Records from a data collection:
────
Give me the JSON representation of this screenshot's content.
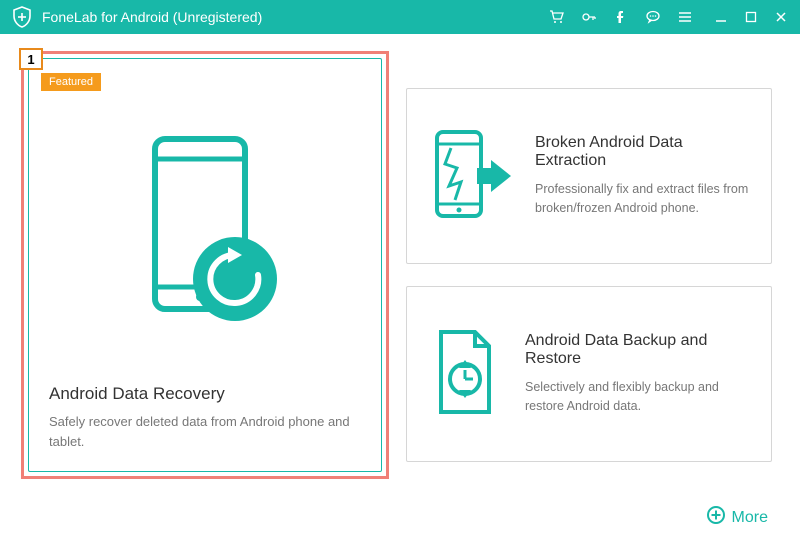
{
  "titlebar": {
    "app_title": "FoneLab for Android (Unregistered)"
  },
  "annotation": {
    "step1": "1"
  },
  "main_card": {
    "featured_label": "Featured",
    "title": "Android Data Recovery",
    "desc": "Safely recover deleted data from Android phone and tablet."
  },
  "card_extraction": {
    "title": "Broken Android Data Extraction",
    "desc": "Professionally fix and extract files from broken/frozen Android phone."
  },
  "card_backup": {
    "title": "Android Data Backup and Restore",
    "desc": "Selectively and flexibly backup and restore Android data."
  },
  "footer": {
    "more_label": "More"
  }
}
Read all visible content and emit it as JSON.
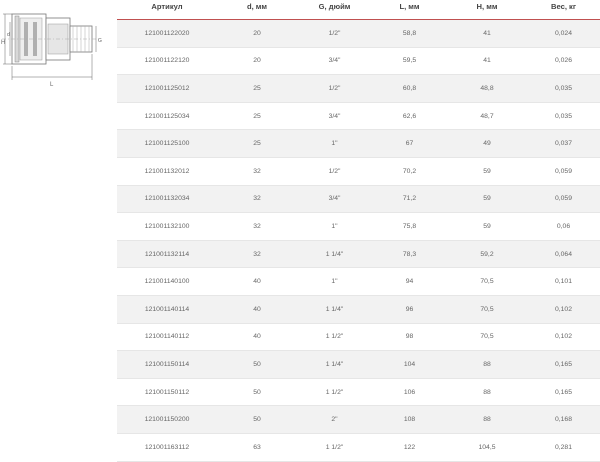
{
  "table": {
    "headers": [
      "Артикул",
      "d, мм",
      "G, дюйм",
      "L, мм",
      "H, мм",
      "Вес, кг"
    ],
    "rows": [
      [
        "121001122020",
        "20",
        "1/2\"",
        "58,8",
        "41",
        "0,024"
      ],
      [
        "121001122120",
        "20",
        "3/4\"",
        "59,5",
        "41",
        "0,026"
      ],
      [
        "121001125012",
        "25",
        "1/2\"",
        "60,8",
        "48,8",
        "0,035"
      ],
      [
        "121001125034",
        "25",
        "3/4\"",
        "62,6",
        "48,7",
        "0,035"
      ],
      [
        "121001125100",
        "25",
        "1\"",
        "67",
        "49",
        "0,037"
      ],
      [
        "121001132012",
        "32",
        "1/2\"",
        "70,2",
        "59",
        "0,059"
      ],
      [
        "121001132034",
        "32",
        "3/4\"",
        "71,2",
        "59",
        "0,059"
      ],
      [
        "121001132100",
        "32",
        "1\"",
        "75,8",
        "59",
        "0,06"
      ],
      [
        "121001132114",
        "32",
        "1 1/4\"",
        "78,3",
        "59,2",
        "0,064"
      ],
      [
        "121001140100",
        "40",
        "1\"",
        "94",
        "70,5",
        "0,101"
      ],
      [
        "121001140114",
        "40",
        "1 1/4\"",
        "96",
        "70,5",
        "0,102"
      ],
      [
        "121001140112",
        "40",
        "1 1/2\"",
        "98",
        "70,5",
        "0,102"
      ],
      [
        "121001150114",
        "50",
        "1 1/4\"",
        "104",
        "88",
        "0,165"
      ],
      [
        "121001150112",
        "50",
        "1 1/2\"",
        "106",
        "88",
        "0,165"
      ],
      [
        "121001150200",
        "50",
        "2\"",
        "108",
        "88",
        "0,168"
      ],
      [
        "121001163112",
        "63",
        "1 1/2\"",
        "122",
        "104,5",
        "0,281"
      ]
    ]
  },
  "drawing": {
    "labels": {
      "height": "H",
      "diameter": "d",
      "thread": "G",
      "length": "L"
    }
  },
  "colors": {
    "header_rule": "#c05050",
    "stripe": "#f2f2f2"
  }
}
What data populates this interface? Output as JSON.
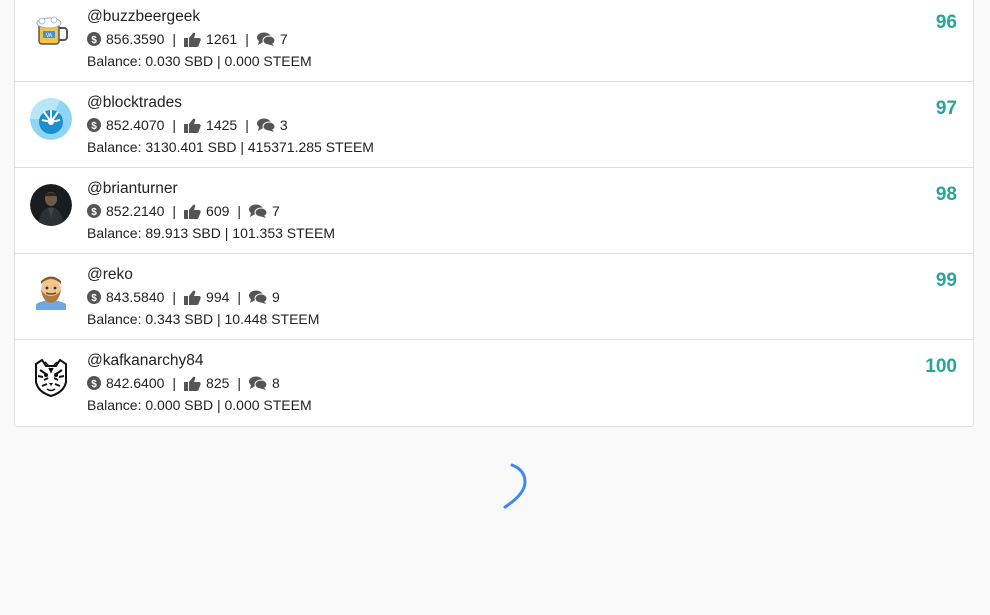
{
  "accent_color": "#26a69a",
  "spinner_color": "#4285f4",
  "users": [
    {
      "username": "@buzzbeergeek",
      "reputation": "856.3590",
      "likes": "1261",
      "comments": "7",
      "balance": "Balance: 0.030 SBD | 0.000 STEEM",
      "rank": "96",
      "avatar_icon": "beer-mug-icon"
    },
    {
      "username": "@blocktrades",
      "reputation": "852.4070",
      "likes": "1425",
      "comments": "3",
      "balance": "Balance: 3130.401 SBD | 415371.285 STEEM",
      "rank": "97",
      "avatar_icon": "blocktrades-logo-icon"
    },
    {
      "username": "@brianturner",
      "reputation": "852.2140",
      "likes": "609",
      "comments": "7",
      "balance": "Balance: 89.913 SBD | 101.353 STEEM",
      "rank": "98",
      "avatar_icon": "person-photo-icon"
    },
    {
      "username": "@reko",
      "reputation": "843.5840",
      "likes": "994",
      "comments": "9",
      "balance": "Balance: 0.343 SBD | 10.448 STEEM",
      "rank": "99",
      "avatar_icon": "bearded-face-icon"
    },
    {
      "username": "@kafkanarchy84",
      "reputation": "842.6400",
      "likes": "825",
      "comments": "8",
      "balance": "Balance: 0.000 SBD | 0.000 STEEM",
      "rank": "100",
      "avatar_icon": "tiger-sketch-icon"
    }
  ],
  "separator": "|"
}
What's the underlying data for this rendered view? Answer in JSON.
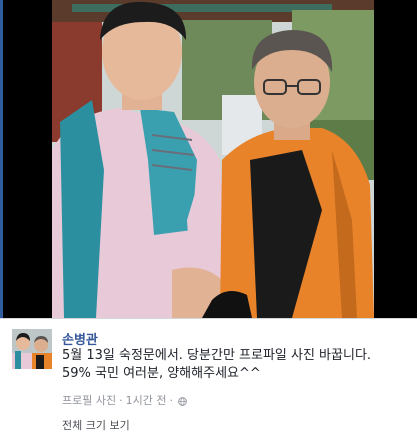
{
  "post": {
    "author": "손병관",
    "text_line1": "5월 13일 숙정문에서. 당분간만 프로파일 사진 바꿉니다.",
    "text_line2": "59% 국민 여러분, 양해해주세요^^",
    "meta_type": "프로필 사진",
    "meta_sep": "·",
    "meta_time": "1시간 전",
    "meta_sep2": "·",
    "privacy_icon": "globe-icon",
    "fullsize_label": "전체 크기 보기"
  },
  "colors": {
    "author_link": "#365899",
    "body_text": "#1d2129",
    "meta_text": "#90949c",
    "photo_backdrop": "#000000"
  }
}
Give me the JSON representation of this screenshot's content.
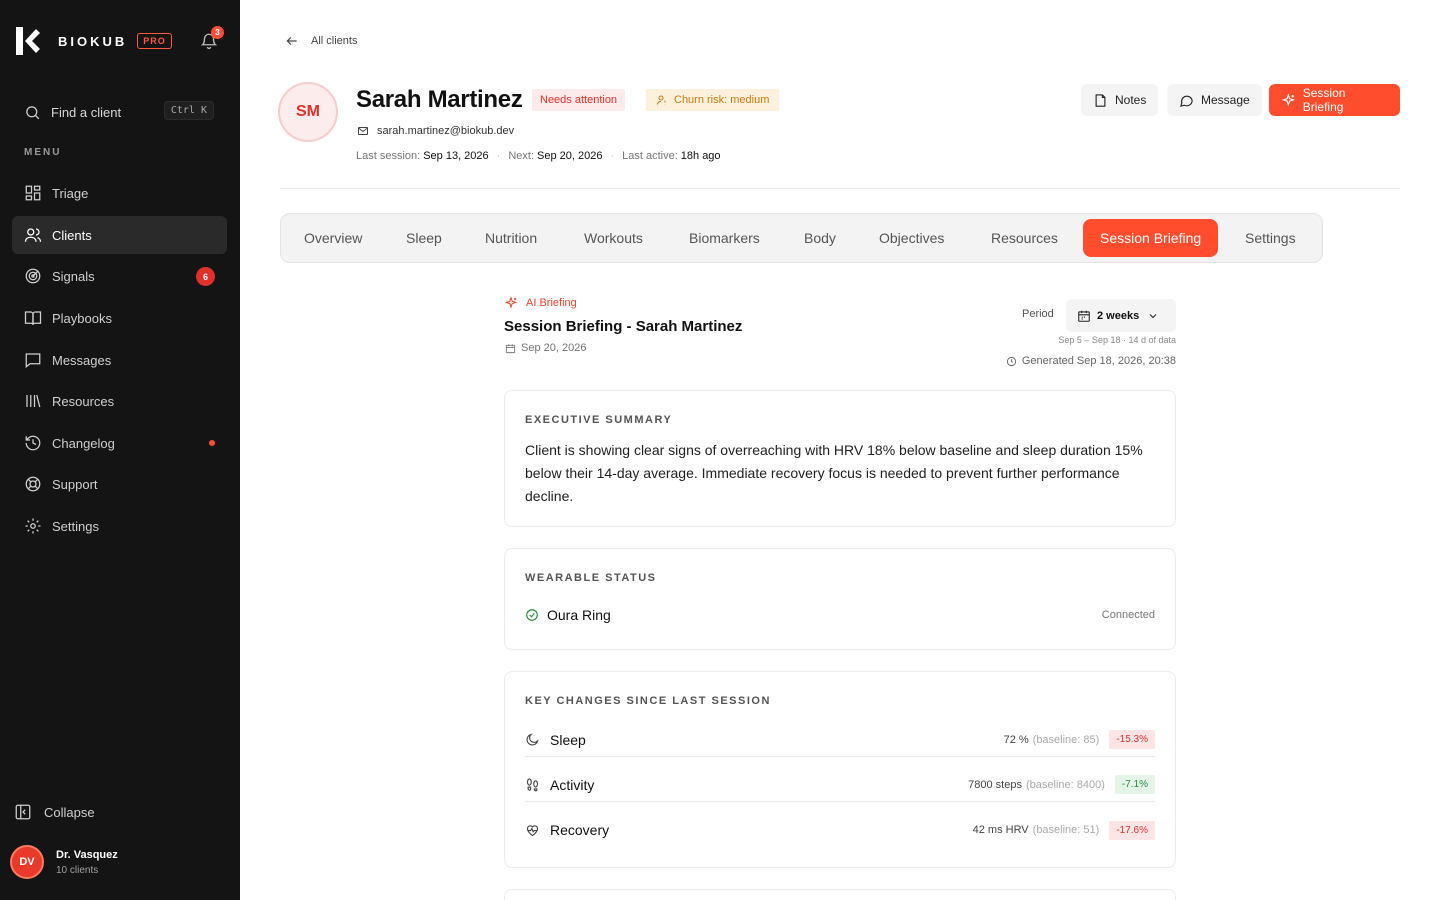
────
# PROBLEM REQUIREMENTS:
Locate the lines above that contain "blocktrades" and copy them.

# EXERCISE OUTPUT:
      "username": "@blocktrades",
      "avatar_icon": "blocktrades-logo-icon"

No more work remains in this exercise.